◆ **JOB**
Copy the records below exactly, omitting any pictures they contain.

◆ **SOURCE MATERIAL**
***
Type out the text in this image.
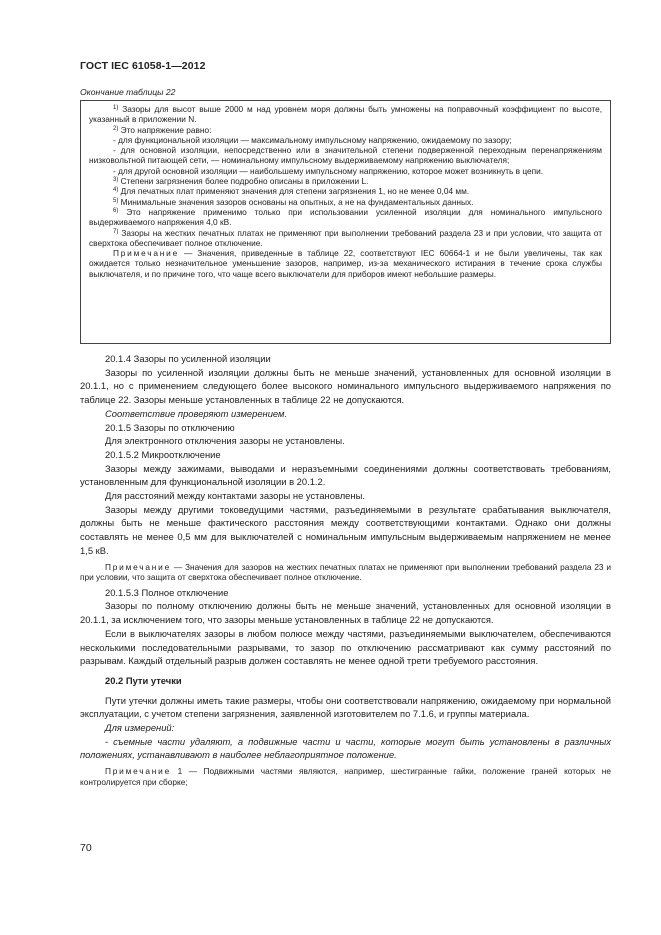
ГОСТ IEC 61058-1—2012
Окончание таблицы 22

$^{1)}$ Зазоры для высот выше 2000 м над уровнем моря должны быть умножены на поправочный коэффициент по высоте, указанный в приложении N.

$^{2)}$ Это напряжение равно:

- для функциональной изоляции — максимальному импульсному напряжению, ожидаемому по зазору;

- для основной изоляции, непосредственно или в значительной степени подверженной переходным перенапряжениям низковольтной питающей сети, — номинальному импульсному выдерживаемому напряжению выключателя;

- для другой основной изоляции — наибольшему импульсному напряжению, которое может возникнуть в цепи.

$^{3)}$ Степени загрязнения более подробно описаны в приложении L.

$^{4)}$ Для печатных плат применяют значения для степени загрязнения 1, но не менее 0,04 мм.

$^{5)}$ Минимальные значения зазоров основаны на опытных, а не на фундаментальных данных.

$^{6)}$ Это напряжение применимо только при использовании усиленной изоляции для номинального импульсного выдерживаемого напряжения 4,0 кВ.

$^{7)}$ Зазоры на жестких печатных платах не применяют при выполнении требований раздела 23 и при условии, что защита от сверхтока обеспечивает полное отключение.

Примечание — Значения, приведенные в таблице 22, соответствуют IEC 60664-1 и не были увеличены, так как ожидается только незначительное уменьшение зазоров, например, из-за механического истирания в течение срока службы выключателя, и по причине того, что чаще всего выключатели для приборов имеют небольшие размеры.

20.1.4 Зазоры по усиленной изоляции

Зазоры по усиленной изоляции должны быть не меньше значений, установленных для основной изоляции в 20.1.1, но с применением следующего более высокого номинального импульсного выдерживаемого напряжения по таблице 22. Зазоры меньше установленных в таблице 22 не допускаются.

Соответствие проверяют измерением.

20.1.5 Зазоры по отключению

Для электронного отключения зазоры не установлены.

20.1.5.2 Микроотключение

Зазоры между зажимами, выводами и неразъемными соединениями должны соответствовать требованиям, установленным для функциональной изоляции в 20.1.2.

Для расстояний между контактами зазоры не установлены.

Зазоры между другими токоведущими частями, разъединяемыми в результате срабатывания выключателя, должны быть не меньше фактического расстояния между соответствующими контактами. Однако они должны составлять не менее 0,5 мм для выключателей с номинальным импульсным выдерживаемым напряжением не менее 1,5 кВ.

Примечание — Значения для зазоров на жестких печатных платах не применяют при выполнении требований раздела 23 и при условии, что защита от сверхтока обеспечивает полное отключение.

20.1.5.3 Полное отключение

Зазоры по полному отключению должны быть не меньше значений, установленных для основной изоляции в 20.1.1, за исключением того, что зазоры меньше установленных в таблице 22 не допускаются.

Если в выключателях зазоры в любом полюсе между частями, разъединяемыми выключателем, обеспечиваются несколькими последовательными разрывами, то зазор по отключению рассматривают как сумму расстояний по разрывам. Каждый отдельный разрыв должен составлять не менее одной трети требуемого расстояния.

20.2 Пути утечки

Пути утечки должны иметь такие размеры, чтобы они соответствовали напряжению, ожидаемому при нормальной эксплуатации, с учетом степени загрязнения, заявленной изготовителем по 7.1.6, и группы материала.

Для измерений:

- съемные части удаляют, а подвижные части и части, которые могут быть установлены в различных положениях, устанавливают в наиболее неблагоприятное положение.

Примечание 1 — Подвижными частями являются, например, шестигранные гайки, положение граней которых не контролируется при сборке;

70
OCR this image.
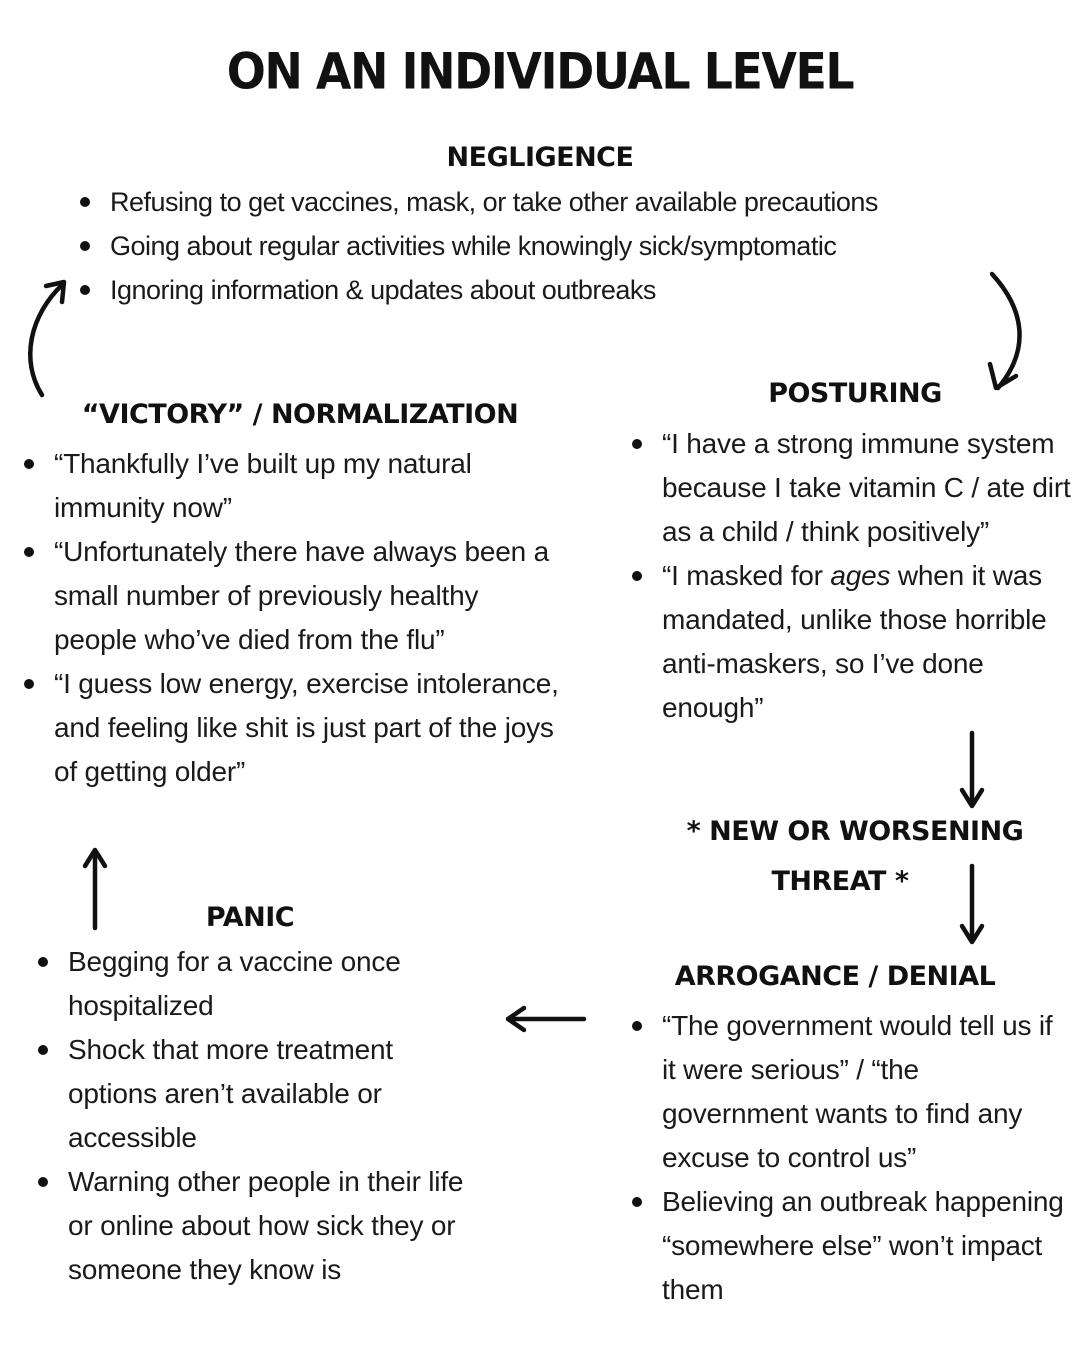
ON AN INDIVIDUAL LEVEL
NEGLIGENCE
Refusing to get vaccines, mask, or take other available precautions
Going about regular activities while knowingly sick/symptomatic
Ignoring information & updates about outbreaks
POSTURING
“I have a strong immune system because I take vitamin C / ate dirt as a child / think positively”
“I masked for ages when it was mandated, unlike those horrible anti-maskers, so I’ve done enough”
* NEW OR WORSENING
THREAT *
ARROGANCE / DENIAL
“The government would tell us if it were serious” / “the government wants to find any excuse to control us”
Believing an outbreak happening “somewhere else” won’t impact them
PANIC
Begging for a vaccine once hospitalized
Shock that more treatment options aren’t available or accessible
Warning other people in their life or online about how sick they or someone they know is
“VICTORY” / NORMALIZATION
“Thankfully I’ve built up my natural immunity now”
“Unfortunately there have always been a small number of previously healthy people who’ve died from the flu”
“I guess low energy, exercise intolerance, and feeling like shit is just part of the joys of getting older”
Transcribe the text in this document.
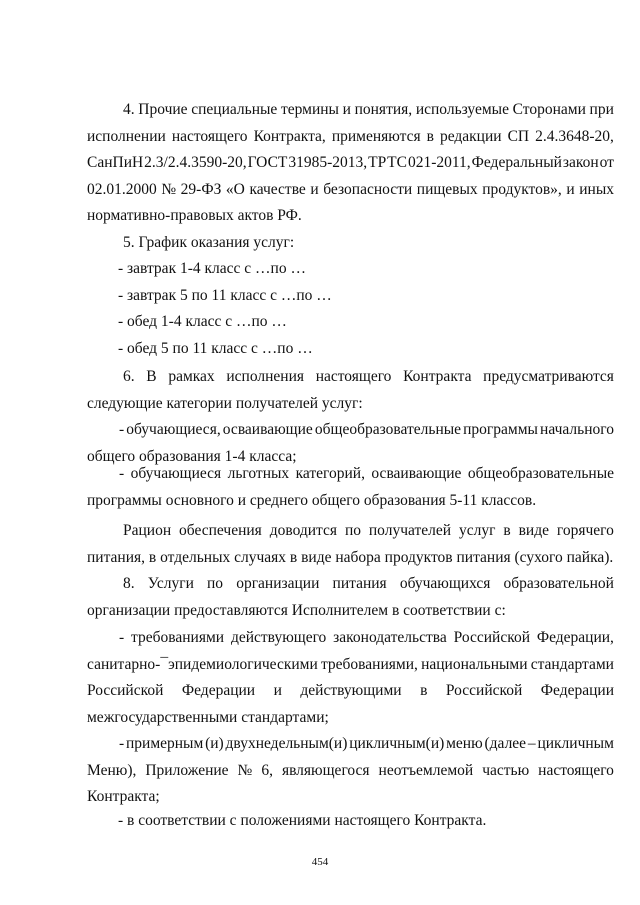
4. Прочие специальные термины и понятия, используемые Сторонами при
исполнении настоящего Контракта, применяются в редакции СП 2.4.3648-20,
СанПиН 2.3/2.4.3590-20, ГОСТ 31985-2013, ТР ТС 021-2011, Федеральный закон от
02.01.2000 № 29-ФЗ «О качестве и безопасности пищевых продуктов», и иных
нормативно-правовых актов РФ.
5. График оказания услуг:
- завтрак 1-4 класс с …по …
- завтрак 5 по 11 класс с …по …
- обед 1-4 класс с …по …
- обед 5 по 11 класс с …по …
6. В рамках исполнения настоящего Контракта предусматриваются
следующие категории получателей услуг:
- обучающиеся, осваивающие общеобразовательные программы начального
общего образования 1-4 класса;
- обучающиеся льготных категорий, осваивающие общеобразовательные
программы основного и среднего общего образования 5-11 классов.
Рацион обеспечения доводится по получателей услуг в виде горячего
питания, в отдельных случаях в виде набора продуктов питания (сухого пайка).
8. Услуги по организации питания обучающихся образовательной
организации предоставляются Исполнителем в соответствии с:
- требованиями действующего законодательства Российской Федерации,
санитарно-¯эпидемиологическими требованиями, национальными стандартами
Российской Федерации и действующими в Российской Федерации
межгосударственными стандартами;
- примерным (и) двухнедельным(и) цикличным(и) меню (далее – цикличным
Меню), Приложение № 6, являющегося неотъемлемой частью настоящего
Контракта;
- в соответствии с положениями настоящего Контракта.
454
***
◆ **ANSWER TO THIS PROBLEM**
Type out the text in this image.
ГОСТ IEC 61058-1—2012
Окончание таблицы 22

$^{1)}$ Зазоры для высот выше 2000 м над уровнем моря должны быть умножены на поправочный коэффициент по высоте, указанный в приложении N.

$^{2)}$ Это напряжение равно:

- для функциональной изоляции — максимальному импульсному напряжению, ожидаемому по зазору;

- для основной изоляции, непосредственно или в значительной степени подверженной переходным перенапряжениям низковольтной питающей сети, — номинальному импульсному выдерживаемому напряжению выключателя;

- для другой основной изоляции — наибольшему импульсному напряжению, которое может возникнуть в цепи.

$^{3)}$ Степени загрязнения более подробно описаны в приложении L.

$^{4)}$ Для печатных плат применяют значения для степени загрязнения 1, но не менее 0,04 мм.

$^{5)}$ Минимальные значения зазоров основаны на опытных, а не на фундаментальных данных.

$^{6)}$ Это напряжение применимо только при использовании усиленной изоляции для номинального импульсного выдерживаемого напряжения 4,0 кВ.

$^{7)}$ Зазоры на жестких печатных платах не применяют при выполнении требований раздела 23 и при условии, что защита от сверхтока обеспечивает полное отключение.

Примечание — Значения, приведенные в таблице 22, соответствуют IEC 60664-1 и не были увеличены, так как ожидается только незначительное уменьшение зазоров, например, из-за механического истирания в течение срока службы выключателя, и по причине того, что чаще всего выключатели для приборов имеют небольшие размеры.

20.1.4 Зазоры по усиленной изоляции

Зазоры по усиленной изоляции должны быть не меньше значений, установленных для основной изоляции в 20.1.1, но с применением следующего более высокого номинального импульсного выдерживаемого напряжения по таблице 22. Зазоры меньше установленных в таблице 22 не допускаются.

Соответствие проверяют измерением.

20.1.5 Зазоры по отключению

Для электронного отключения зазоры не установлены.

20.1.5.2 Микроотключение

Зазоры между зажимами, выводами и неразъемными соединениями должны соответствовать требованиям, установленным для функциональной изоляции в 20.1.2.

Для расстояний между контактами зазоры не установлены.

Зазоры между другими токоведущими частями, разъединяемыми в результате срабатывания выключателя, должны быть не меньше фактического расстояния между соответствующими контактами. Однако они должны составлять не менее 0,5 мм для выключателей с номинальным импульсным выдерживаемым напряжением не менее 1,5 кВ.

Примечание — Значения для зазоров на жестких печатных платах не применяют при выполнении требований раздела 23 и при условии, что защита от сверхтока обеспечивает полное отключение.

20.1.5.3 Полное отключение

Зазоры по полному отключению должны быть не меньше значений, установленных для основной изоляции в 20.1.1, за исключением того, что зазоры меньше установленных в таблице 22 не допускаются.

Если в выключателях зазоры в любом полюсе между частями, разъединяемыми выключателем, обеспечиваются несколькими последовательными разрывами, то зазор по отключению рассматривают как сумму расстояний по разрывам. Каждый отдельный разрыв должен составлять не менее одной трети требуемого расстояния.

20.2 Пути утечки

Пути утечки должны иметь такие размеры, чтобы они соответствовали напряжению, ожидаемому при нормальной эксплуатации, с учетом степени загрязнения, заявленной изготовителем по 7.1.6, и группы материала.

Для измерений:

- съемные части удаляют, а подвижные части и части, которые могут быть установлены в различных положениях, устанавливают в наиболее неблагоприятное положение.

Примечание 1 — Подвижными частями являются, например, шестигранные гайки, положение граней которых не контролируется при сборке;

70
OCR this image.
ON AN INDIVIDUAL LEVEL
NEGLIGENCE
Refusing to get vaccines, mask, or take other available precautions
Going about regular activities while knowingly sick/symptomatic
Ignoring information & updates about outbreaks
POSTURING
“I have a strong immune system because I take vitamin C / ate dirt as a child / think positively”
“I masked for ages when it was mandated, unlike those horrible anti-maskers, so I’ve done enough”
* NEW OR WORSENING
THREAT *
ARROGANCE / DENIAL
“The government would tell us if it were serious” / “the government wants to find any excuse to control us”
Believing an outbreak happening “somewhere else” won’t impact them
PANIC
Begging for a vaccine once hospitalized
Shock that more treatment options aren’t available or accessible
Warning other people in their life or online about how sick they or someone they know is
“VICTORY” / NORMALIZATION
“Thankfully I’ve built up my natural immunity now”
“Unfortunately there have always been a small number of previously healthy people who’ve died from the flu”
“I guess low energy, exercise intolerance, and feeling like shit is just part of the joys of getting older”
Transcribe the text in this document.
4. Прочие специальные термины и понятия, используемые Сторонами при
исполнении настоящего Контракта, применяются в редакции СП 2.4.3648-20,
СанПиН 2.3/2.4.3590-20, ГОСТ 31985-2013, ТР ТС 021-2011, Федеральный закон от
02.01.2000 № 29-ФЗ «О качестве и безопасности пищевых продуктов», и иных
нормативно-правовых актов РФ.
5. График оказания услуг:
- завтрак 1-4 класс с …по …
- завтрак 5 по 11 класс с …по …
- обед 1-4 класс с …по …
- обед 5 по 11 класс с …по …
6. В рамках исполнения настоящего Контракта предусматриваются
следующие категории получателей услуг:
- обучающиеся, осваивающие общеобразовательные программы начального
общего образования 1-4 класса;
- обучающиеся льготных категорий, осваивающие общеобразовательные
программы основного и среднего общего образования 5-11 классов.
Рацион обеспечения доводится по получателей услуг в виде горячего
питания, в отдельных случаях в виде набора продуктов питания (сухого пайка).
8. Услуги по организации питания обучающихся образовательной
организации предоставляются Исполнителем в соответствии с:
- требованиями действующего законодательства Российской Федерации,
санитарно-¯эпидемиологическими требованиями, национальными стандартами
Российской Федерации и действующими в Российской Федерации
межгосударственными стандартами;
- примерным (и) двухнедельным(и) цикличным(и) меню (далее – цикличным
Меню), Приложение № 6, являющегося неотъемлемой частью настоящего
Контракта;
- в соответствии с положениями настоящего Контракта.
454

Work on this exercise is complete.